PolyPPO for Bidirectional Decoding: Early Evidence From PushT

GitHub: sabdulmajid/bid_lerobot This project explores a simple question: if an imitation policy can produce many plausible futures, can we train it to make the set of futures better, not just one sampled action at a time? The setting is VQ-BeT on PushT. VQ-BeT predicts actions through discrete residual vector-quantized code IDs, then decodes those codes into continuous actions. That structure gives a useful control point; we can treat the sampled RVQ code tuple as the PPO action while leaving the continuous decoder deterministic.

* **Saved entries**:
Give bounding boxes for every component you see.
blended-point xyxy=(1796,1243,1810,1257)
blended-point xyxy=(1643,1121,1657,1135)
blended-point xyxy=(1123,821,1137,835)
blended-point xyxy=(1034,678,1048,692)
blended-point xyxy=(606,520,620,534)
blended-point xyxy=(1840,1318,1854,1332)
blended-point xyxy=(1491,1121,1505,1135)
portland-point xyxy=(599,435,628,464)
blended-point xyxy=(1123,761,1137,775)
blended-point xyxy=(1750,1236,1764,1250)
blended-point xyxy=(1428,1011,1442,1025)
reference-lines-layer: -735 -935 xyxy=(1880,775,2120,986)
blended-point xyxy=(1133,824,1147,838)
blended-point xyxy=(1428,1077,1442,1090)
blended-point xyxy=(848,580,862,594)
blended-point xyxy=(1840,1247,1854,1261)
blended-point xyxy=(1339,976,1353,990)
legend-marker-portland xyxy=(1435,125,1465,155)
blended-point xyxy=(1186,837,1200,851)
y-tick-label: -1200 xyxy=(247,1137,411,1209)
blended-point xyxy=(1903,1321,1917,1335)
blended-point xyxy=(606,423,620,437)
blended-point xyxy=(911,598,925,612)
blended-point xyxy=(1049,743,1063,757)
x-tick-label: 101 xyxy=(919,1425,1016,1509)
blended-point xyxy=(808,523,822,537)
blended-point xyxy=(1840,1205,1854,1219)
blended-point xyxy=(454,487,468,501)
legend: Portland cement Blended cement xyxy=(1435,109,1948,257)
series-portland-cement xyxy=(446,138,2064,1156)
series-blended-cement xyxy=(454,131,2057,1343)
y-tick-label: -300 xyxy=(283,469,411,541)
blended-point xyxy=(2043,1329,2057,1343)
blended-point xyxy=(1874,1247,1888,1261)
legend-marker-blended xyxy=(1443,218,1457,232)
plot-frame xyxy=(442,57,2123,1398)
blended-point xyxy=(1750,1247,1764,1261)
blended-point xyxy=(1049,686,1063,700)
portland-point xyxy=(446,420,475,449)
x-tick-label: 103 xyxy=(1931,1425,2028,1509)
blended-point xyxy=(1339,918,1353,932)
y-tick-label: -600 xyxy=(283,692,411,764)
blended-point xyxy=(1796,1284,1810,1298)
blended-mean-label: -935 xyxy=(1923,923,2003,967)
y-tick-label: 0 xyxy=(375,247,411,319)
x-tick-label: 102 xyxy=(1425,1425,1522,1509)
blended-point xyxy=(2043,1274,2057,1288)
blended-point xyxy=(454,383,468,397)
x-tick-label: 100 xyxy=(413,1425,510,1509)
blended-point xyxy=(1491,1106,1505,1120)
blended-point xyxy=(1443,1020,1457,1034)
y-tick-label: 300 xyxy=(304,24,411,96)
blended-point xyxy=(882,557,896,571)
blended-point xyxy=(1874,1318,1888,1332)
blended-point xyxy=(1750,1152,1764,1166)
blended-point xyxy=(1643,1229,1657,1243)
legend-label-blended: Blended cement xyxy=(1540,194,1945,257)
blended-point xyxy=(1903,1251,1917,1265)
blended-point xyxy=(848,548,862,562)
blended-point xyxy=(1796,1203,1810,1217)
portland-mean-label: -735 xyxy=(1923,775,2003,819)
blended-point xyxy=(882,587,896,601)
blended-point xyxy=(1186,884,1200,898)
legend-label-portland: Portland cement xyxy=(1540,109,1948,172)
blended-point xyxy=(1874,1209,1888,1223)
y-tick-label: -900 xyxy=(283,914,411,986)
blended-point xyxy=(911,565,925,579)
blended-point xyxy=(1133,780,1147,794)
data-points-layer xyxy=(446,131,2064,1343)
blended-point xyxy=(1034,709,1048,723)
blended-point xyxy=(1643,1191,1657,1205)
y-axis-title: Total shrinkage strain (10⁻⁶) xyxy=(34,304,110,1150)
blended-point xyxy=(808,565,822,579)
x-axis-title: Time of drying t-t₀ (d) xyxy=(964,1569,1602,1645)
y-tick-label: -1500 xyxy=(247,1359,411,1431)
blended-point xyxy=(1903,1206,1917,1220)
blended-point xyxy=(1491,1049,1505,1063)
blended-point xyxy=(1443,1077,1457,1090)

* **WHAT TO PRODUCE**: Continue the PolyPPO write-up on PushT, starting right after its last sentence.

* **TASK ANSWER**:
What We Tried

We compared five approaches across the experiments. Direct VQ-BeT used the pretrained policy sampled directly. From there we added BID and PolySelect-style inference baselines for inference-time selection and reranking, then PPO without diversity optimizing sampled RVQ code IDs using standard PPO, then naive PolyPPO adding set-normalized advantages plus a code-diversity reward, and finally quality-gated PolyPPO as a next-stage objective that only rewards diversity among high-return attempts and can penalize bad diversity. The underlying idea comes from the distinction between pass@1 and pass@k. A policy can be poor at selecting one best action while still containing useful diverse candidates in its sample distribution. PolyPPO tries to improve that candidate distribution by training over sets of attempts from the same restored environment prefix.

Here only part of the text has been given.